TASK BRIEF
Transcribe the data. Leave out nothing.

THE DATA

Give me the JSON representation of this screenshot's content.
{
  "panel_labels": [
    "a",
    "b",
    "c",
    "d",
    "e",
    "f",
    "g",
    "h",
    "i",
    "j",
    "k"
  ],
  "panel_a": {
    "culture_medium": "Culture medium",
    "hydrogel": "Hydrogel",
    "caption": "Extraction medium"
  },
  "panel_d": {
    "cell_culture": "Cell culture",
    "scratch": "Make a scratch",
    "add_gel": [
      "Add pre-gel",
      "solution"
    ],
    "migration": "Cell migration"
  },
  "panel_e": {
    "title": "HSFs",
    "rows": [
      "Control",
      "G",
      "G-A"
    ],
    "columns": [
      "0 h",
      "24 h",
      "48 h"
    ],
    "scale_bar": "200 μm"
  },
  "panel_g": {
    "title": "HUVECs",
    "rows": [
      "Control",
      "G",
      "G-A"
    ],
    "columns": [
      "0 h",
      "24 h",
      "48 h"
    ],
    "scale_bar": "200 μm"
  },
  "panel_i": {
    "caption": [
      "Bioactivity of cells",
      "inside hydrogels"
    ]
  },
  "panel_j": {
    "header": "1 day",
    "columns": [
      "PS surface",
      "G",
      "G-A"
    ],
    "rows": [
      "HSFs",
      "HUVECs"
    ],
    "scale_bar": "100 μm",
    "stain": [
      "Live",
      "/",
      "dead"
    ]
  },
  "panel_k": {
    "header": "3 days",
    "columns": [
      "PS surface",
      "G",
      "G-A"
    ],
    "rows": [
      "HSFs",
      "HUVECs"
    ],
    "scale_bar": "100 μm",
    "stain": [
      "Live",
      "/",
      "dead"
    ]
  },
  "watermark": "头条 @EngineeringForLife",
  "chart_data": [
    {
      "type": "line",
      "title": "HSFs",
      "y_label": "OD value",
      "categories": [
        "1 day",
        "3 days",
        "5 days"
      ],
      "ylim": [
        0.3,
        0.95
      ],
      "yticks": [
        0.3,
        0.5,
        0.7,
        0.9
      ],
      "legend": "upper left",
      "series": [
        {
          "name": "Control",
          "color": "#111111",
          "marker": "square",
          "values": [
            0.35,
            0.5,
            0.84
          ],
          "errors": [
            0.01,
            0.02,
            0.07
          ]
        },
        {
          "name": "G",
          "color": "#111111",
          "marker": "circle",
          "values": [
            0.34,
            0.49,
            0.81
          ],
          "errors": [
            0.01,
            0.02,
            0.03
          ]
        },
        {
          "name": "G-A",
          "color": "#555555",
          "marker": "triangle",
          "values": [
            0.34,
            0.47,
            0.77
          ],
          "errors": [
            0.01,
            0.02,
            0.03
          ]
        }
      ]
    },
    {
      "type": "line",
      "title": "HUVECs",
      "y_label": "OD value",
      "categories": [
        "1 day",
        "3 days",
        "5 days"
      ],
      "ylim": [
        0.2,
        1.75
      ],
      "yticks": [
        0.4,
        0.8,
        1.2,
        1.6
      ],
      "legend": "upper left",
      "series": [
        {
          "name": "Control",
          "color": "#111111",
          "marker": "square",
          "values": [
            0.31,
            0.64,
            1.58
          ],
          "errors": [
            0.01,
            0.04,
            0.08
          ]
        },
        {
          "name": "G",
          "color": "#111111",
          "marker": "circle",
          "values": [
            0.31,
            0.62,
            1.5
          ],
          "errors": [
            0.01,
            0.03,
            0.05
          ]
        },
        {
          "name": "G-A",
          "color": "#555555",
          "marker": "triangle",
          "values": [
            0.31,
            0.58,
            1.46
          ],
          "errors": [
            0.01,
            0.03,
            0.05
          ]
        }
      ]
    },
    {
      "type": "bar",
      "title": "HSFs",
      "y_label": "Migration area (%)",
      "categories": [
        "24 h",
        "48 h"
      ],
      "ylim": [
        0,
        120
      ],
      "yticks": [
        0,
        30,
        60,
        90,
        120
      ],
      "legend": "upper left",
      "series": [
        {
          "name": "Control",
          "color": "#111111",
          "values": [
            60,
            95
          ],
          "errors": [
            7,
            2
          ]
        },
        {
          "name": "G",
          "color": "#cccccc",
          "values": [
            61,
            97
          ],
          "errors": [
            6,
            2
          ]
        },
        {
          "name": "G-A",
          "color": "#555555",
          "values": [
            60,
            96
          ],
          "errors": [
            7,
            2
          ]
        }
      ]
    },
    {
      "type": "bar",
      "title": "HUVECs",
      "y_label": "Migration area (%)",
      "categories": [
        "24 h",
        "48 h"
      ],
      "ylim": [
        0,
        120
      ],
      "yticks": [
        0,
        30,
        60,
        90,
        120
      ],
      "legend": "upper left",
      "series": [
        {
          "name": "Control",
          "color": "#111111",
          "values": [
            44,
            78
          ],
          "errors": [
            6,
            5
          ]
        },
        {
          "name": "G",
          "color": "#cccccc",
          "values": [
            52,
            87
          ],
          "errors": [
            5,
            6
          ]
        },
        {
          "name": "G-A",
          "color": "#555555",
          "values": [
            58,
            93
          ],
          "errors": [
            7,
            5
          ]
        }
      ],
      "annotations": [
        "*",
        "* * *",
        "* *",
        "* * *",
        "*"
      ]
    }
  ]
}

ANSWER TO THE PROBLEM
Give me the JSON representation of this screenshot's content.
{
  "panel_labels": [
    "a",
    "b",
    "c",
    "d",
    "e",
    "f",
    "g",
    "h",
    "i",
    "j",
    "k"
  ],
  "panel_a": {
    "culture_medium": "Culture medium",
    "hydrogel": "Hydrogel",
    "caption": "Extraction medium"
  },
  "panel_d": {
    "cell_culture": "Cell culture",
    "scratch": "Make a scratch",
    "add_gel": [
      "Add pre-gel",
      "solution"
    ],
    "migration": "Cell migration"
  },
  "panel_e": {
    "title": "HSFs",
    "rows": [
      "Control",
      "G",
      "G-A"
    ],
    "columns": [
      "0 h",
      "24 h",
      "48 h"
    ],
    "scale_bar": "200 μm"
  },
  "panel_g": {
    "title": "HUVECs",
    "rows": [
      "Control",
      "G",
      "G-A"
    ],
    "columns": [
      "0 h",
      "24 h",
      "48 h"
    ],
    "scale_bar": "200 μm"
  },
  "panel_i": {
    "caption": [
      "Bioactivity of cells",
      "inside hydrogels"
    ]
  },
  "panel_j": {
    "header": "1 day",
    "columns": [
      "PS surface",
      "G",
      "G-A"
    ],
    "rows": [
      "HSFs",
      "HUVECs"
    ],
    "scale_bar": "100 μm",
    "stain": [
      "Live",
      "/",
      "dead"
    ]
  },
  "panel_k": {
    "header": "3 days",
    "columns": [
      "PS surface",
      "G",
      "G-A"
    ],
    "rows": [
      "HSFs",
      "HUVECs"
    ],
    "scale_bar": "100 μm",
    "stain": [
      "Live",
      "/",
      "dead"
    ]
  },
  "watermark": "头条 @EngineeringForLife",
  "chart_data": [
    {
      "type": "line",
      "title": "HSFs",
      "y_label": "OD value",
      "categories": [
        "1 day",
        "3 days",
        "5 days"
      ],
      "ylim": [
        0.3,
        0.95
      ],
      "yticks": [
        0.3,
        0.5,
        0.7,
        0.9
      ],
      "legend": "upper left",
      "series": [
        {
          "name": "Control",
          "color": "#111111",
          "marker": "square",
          "values": [
            0.35,
            0.5,
            0.84
          ],
          "errors": [
            0.01,
            0.02,
            0.07
          ]
        },
        {
          "name": "G",
          "color": "#111111",
          "marker": "circle",
          "values": [
            0.34,
            0.49,
            0.81
          ],
          "errors": [
            0.01,
            0.02,
            0.03
          ]
        },
        {
          "name": "G-A",
          "color": "#555555",
          "marker": "triangle",
          "values": [
            0.34,
            0.47,
            0.77
          ],
          "errors": [
            0.01,
            0.02,
            0.03
          ]
        }
      ]
    },
    {
      "type": "line",
      "title": "HUVECs",
      "y_label": "OD value",
      "categories": [
        "1 day",
        "3 days",
        "5 days"
      ],
      "ylim": [
        0.2,
        1.75
      ],
      "yticks": [
        0.4,
        0.8,
        1.2,
        1.6
      ],
      "legend": "upper left",
      "series": [
        {
          "name": "Control",
          "color": "#111111",
          "marker": "square",
          "values": [
            0.31,
            0.64,
            1.58
          ],
          "errors": [
            0.01,
            0.04,
            0.08
          ]
        },
        {
          "name": "G",
          "color": "#111111",
          "marker": "circle",
          "values": [
            0.31,
            0.62,
            1.5
          ],
          "errors": [
            0.01,
            0.03,
            0.05
          ]
        },
        {
          "name": "G-A",
          "color": "#555555",
          "marker": "triangle",
          "values": [
            0.31,
            0.58,
            1.46
          ],
          "errors": [
            0.01,
            0.03,
            0.05
          ]
        }
      ]
    },
    {
      "type": "bar",
      "title": "HSFs",
      "y_label": "Migration area (%)",
      "categories": [
        "24 h",
        "48 h"
      ],
      "ylim": [
        0,
        120
      ],
      "yticks": [
        0,
        30,
        60,
        90,
        120
      ],
      "legend": "upper left",
      "series": [
        {
          "name": "Control",
          "color": "#111111",
          "values": [
            60,
            95
          ],
          "errors": [
            7,
            2
          ]
        },
        {
          "name": "G",
          "color": "#cccccc",
          "values": [
            61,
            97
          ],
          "errors": [
            6,
            2
          ]
        },
        {
          "name": "G-A",
          "color": "#555555",
          "values": [
            60,
            96
          ],
          "errors": [
            7,
            2
          ]
        }
      ]
    },
    {
      "type": "bar",
      "title": "HUVECs",
      "y_label": "Migration area (%)",
      "categories": [
        "24 h",
        "48 h"
      ],
      "ylim": [
        0,
        120
      ],
      "yticks": [
        0,
        30,
        60,
        90,
        120
      ],
      "legend": "upper left",
      "series": [
        {
          "name": "Control",
          "color": "#111111",
          "values": [
            44,
            78
          ],
          "errors": [
            6,
            5
          ]
        },
        {
          "name": "G",
          "color": "#cccccc",
          "values": [
            52,
            87
          ],
          "errors": [
            5,
            6
          ]
        },
        {
          "name": "G-A",
          "color": "#555555",
          "values": [
            58,
            93
          ],
          "errors": [
            7,
            5
          ]
        }
      ],
      "annotations": [
        "*",
        "* * *",
        "* *",
        "* * *",
        "*"
      ]
    }
  ]
}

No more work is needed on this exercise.